Layout coordinate data ->
---*---

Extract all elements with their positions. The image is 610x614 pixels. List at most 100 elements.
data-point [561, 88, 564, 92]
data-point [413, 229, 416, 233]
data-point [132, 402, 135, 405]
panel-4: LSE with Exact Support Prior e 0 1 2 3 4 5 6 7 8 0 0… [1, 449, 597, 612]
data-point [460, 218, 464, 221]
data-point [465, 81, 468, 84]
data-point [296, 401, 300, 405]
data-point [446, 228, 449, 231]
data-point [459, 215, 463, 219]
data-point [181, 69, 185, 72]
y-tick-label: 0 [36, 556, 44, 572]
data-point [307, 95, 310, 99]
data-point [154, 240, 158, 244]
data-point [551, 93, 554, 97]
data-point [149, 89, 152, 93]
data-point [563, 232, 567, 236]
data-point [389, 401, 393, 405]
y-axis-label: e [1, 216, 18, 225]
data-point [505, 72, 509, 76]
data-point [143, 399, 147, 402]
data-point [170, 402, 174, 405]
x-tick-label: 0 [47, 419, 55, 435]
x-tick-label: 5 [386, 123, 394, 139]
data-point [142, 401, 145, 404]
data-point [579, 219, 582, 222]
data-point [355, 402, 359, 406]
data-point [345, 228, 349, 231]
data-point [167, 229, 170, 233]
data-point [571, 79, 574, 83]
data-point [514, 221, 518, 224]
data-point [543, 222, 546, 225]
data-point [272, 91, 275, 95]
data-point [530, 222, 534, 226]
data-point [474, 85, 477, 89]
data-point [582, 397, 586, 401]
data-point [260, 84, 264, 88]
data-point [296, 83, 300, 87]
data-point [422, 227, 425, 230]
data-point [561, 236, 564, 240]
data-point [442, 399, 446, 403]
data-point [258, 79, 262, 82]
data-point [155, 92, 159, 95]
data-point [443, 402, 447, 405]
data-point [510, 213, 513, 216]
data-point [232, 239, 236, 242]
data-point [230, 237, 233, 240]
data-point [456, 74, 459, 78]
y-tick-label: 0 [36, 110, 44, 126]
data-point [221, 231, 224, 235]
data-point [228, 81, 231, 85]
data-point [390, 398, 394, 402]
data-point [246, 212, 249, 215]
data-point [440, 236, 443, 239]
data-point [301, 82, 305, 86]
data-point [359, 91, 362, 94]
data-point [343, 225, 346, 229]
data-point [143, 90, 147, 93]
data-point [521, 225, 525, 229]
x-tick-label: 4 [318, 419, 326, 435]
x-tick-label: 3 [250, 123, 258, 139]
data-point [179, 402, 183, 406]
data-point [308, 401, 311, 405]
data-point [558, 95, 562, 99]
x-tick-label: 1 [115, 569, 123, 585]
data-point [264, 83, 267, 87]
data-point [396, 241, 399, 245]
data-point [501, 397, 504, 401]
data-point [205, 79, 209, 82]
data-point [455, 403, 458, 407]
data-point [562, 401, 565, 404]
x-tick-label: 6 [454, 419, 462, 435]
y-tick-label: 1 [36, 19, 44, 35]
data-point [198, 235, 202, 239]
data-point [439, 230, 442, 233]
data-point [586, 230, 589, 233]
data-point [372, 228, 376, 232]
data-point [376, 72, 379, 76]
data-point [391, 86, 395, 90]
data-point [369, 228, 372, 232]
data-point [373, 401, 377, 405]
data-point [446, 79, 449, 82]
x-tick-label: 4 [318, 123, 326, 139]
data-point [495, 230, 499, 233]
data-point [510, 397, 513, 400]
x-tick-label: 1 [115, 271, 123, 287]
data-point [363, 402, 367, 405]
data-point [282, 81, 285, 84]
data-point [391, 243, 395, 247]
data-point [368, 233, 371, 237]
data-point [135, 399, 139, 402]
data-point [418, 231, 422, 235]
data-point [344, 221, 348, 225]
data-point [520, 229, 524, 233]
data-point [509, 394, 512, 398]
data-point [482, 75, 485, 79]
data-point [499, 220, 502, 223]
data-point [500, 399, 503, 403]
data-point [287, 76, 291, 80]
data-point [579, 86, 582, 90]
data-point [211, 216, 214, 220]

---*---

WRITTEN INSTRUCTION ->
Copy the data word for word, from the first line through the line with "data-point [456, 74, 459, 78]".

TASK ANSWER ->
Extract all elements with their positions. The image is 610x614 pixels. List at most 100 elements.
data-point [561, 88, 564, 92]
data-point [413, 229, 416, 233]
data-point [132, 402, 135, 405]
panel-4: LSE with Exact Support Prior e 0 1 2 3 4 5 6 7 8 0 0… [1, 449, 597, 612]
data-point [460, 218, 464, 221]
data-point [465, 81, 468, 84]
data-point [296, 401, 300, 405]
data-point [446, 228, 449, 231]
data-point [459, 215, 463, 219]
data-point [181, 69, 185, 72]
y-tick-label: 0 [36, 556, 44, 572]
data-point [307, 95, 310, 99]
data-point [154, 240, 158, 244]
data-point [551, 93, 554, 97]
data-point [149, 89, 152, 93]
data-point [563, 232, 567, 236]
data-point [389, 401, 393, 405]
y-axis-label: e [1, 216, 18, 225]
data-point [505, 72, 509, 76]
data-point [143, 399, 147, 402]
data-point [170, 402, 174, 405]
x-tick-label: 0 [47, 419, 55, 435]
x-tick-label: 5 [386, 123, 394, 139]
data-point [142, 401, 145, 404]
data-point [579, 219, 582, 222]
data-point [355, 402, 359, 406]
data-point [345, 228, 349, 231]
data-point [167, 229, 170, 233]
data-point [571, 79, 574, 83]
data-point [514, 221, 518, 224]
data-point [543, 222, 546, 225]
data-point [272, 91, 275, 95]
data-point [530, 222, 534, 226]
data-point [474, 85, 477, 89]
data-point [582, 397, 586, 401]
data-point [260, 84, 264, 88]
data-point [296, 83, 300, 87]
data-point [422, 227, 425, 230]
data-point [561, 236, 564, 240]
data-point [442, 399, 446, 403]
data-point [258, 79, 262, 82]
data-point [155, 92, 159, 95]
data-point [443, 402, 447, 405]
data-point [510, 213, 513, 216]
data-point [232, 239, 236, 242]
data-point [230, 237, 233, 240]
data-point [456, 74, 459, 78]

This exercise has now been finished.